Task requirements: Quote the listing below in its entirety, omitting every image.

The records:
────────────────

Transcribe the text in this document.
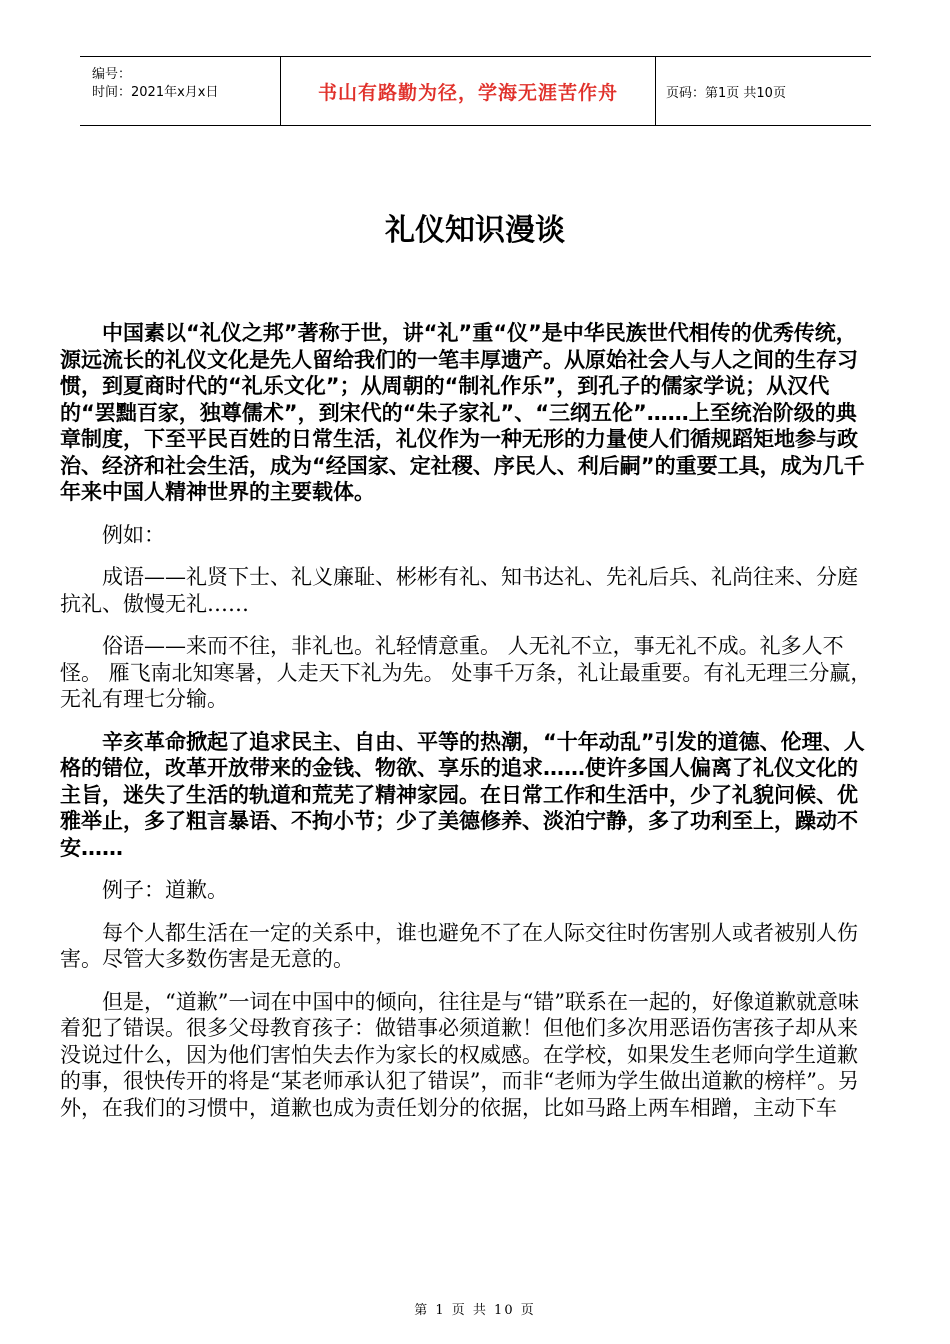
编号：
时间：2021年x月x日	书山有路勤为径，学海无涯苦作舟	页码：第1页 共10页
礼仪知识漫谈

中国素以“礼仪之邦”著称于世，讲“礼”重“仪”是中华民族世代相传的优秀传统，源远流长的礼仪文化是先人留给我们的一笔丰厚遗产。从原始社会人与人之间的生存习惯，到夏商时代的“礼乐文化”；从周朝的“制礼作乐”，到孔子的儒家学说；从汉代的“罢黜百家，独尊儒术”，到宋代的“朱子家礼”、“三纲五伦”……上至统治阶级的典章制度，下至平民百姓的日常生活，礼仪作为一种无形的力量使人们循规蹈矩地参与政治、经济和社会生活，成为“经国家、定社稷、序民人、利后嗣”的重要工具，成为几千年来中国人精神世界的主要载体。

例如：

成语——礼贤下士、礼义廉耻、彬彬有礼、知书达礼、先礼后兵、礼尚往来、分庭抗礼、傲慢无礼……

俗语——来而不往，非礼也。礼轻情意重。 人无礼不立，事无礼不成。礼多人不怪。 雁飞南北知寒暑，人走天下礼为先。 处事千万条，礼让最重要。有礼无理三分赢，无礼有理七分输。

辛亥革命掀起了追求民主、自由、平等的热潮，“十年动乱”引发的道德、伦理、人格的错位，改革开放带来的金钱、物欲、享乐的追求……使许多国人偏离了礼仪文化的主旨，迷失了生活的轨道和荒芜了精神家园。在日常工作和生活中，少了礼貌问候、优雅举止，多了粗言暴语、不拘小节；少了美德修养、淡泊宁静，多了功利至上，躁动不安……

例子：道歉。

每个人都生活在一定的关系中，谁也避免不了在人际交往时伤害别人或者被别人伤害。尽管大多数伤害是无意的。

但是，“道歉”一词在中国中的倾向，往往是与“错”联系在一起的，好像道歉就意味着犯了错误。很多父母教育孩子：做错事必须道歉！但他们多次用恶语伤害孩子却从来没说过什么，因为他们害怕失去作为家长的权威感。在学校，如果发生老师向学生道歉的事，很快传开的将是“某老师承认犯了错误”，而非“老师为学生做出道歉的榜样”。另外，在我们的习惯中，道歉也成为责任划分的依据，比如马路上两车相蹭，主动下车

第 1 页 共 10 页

────────────────

Finished exercise:
Transcribe the text in this document.
编号：
时间：2021年x月x日	书山有路勤为径，学海无涯苦作舟	页码：第1页 共10页
礼仪知识漫谈

中国素以“礼仪之邦”著称于世，讲“礼”重“仪”是中华民族世代相传的优秀传统，源远流长的礼仪文化是先人留给我们的一笔丰厚遗产。从原始社会人与人之间的生存习惯，到夏商时代的“礼乐文化”；从周朝的“制礼作乐”，到孔子的儒家学说；从汉代的“罢黜百家，独尊儒术”，到宋代的“朱子家礼”、“三纲五伦”……上至统治阶级的典章制度，下至平民百姓的日常生活，礼仪作为一种无形的力量使人们循规蹈矩地参与政治、经济和社会生活，成为“经国家、定社稷、序民人、利后嗣”的重要工具，成为几千年来中国人精神世界的主要载体。

例如：

成语——礼贤下士、礼义廉耻、彬彬有礼、知书达礼、先礼后兵、礼尚往来、分庭抗礼、傲慢无礼……

俗语——来而不往，非礼也。礼轻情意重。 人无礼不立，事无礼不成。礼多人不怪。 雁飞南北知寒暑，人走天下礼为先。 处事千万条，礼让最重要。有礼无理三分赢，无礼有理七分输。

辛亥革命掀起了追求民主、自由、平等的热潮，“十年动乱”引发的道德、伦理、人格的错位，改革开放带来的金钱、物欲、享乐的追求……使许多国人偏离了礼仪文化的主旨，迷失了生活的轨道和荒芜了精神家园。在日常工作和生活中，少了礼貌问候、优雅举止，多了粗言暴语、不拘小节；少了美德修养、淡泊宁静，多了功利至上，躁动不安……

例子：道歉。

每个人都生活在一定的关系中，谁也避免不了在人际交往时伤害别人或者被别人伤害。尽管大多数伤害是无意的。

但是，“道歉”一词在中国中的倾向，往往是与“错”联系在一起的，好像道歉就意味着犯了错误。很多父母教育孩子：做错事必须道歉！但他们多次用恶语伤害孩子却从来没说过什么，因为他们害怕失去作为家长的权威感。在学校，如果发生老师向学生道歉的事，很快传开的将是“某老师承认犯了错误”，而非“老师为学生做出道歉的榜样”。另外，在我们的习惯中，道歉也成为责任划分的依据，比如马路上两车相蹭，主动下车

第 1 页 共 10 页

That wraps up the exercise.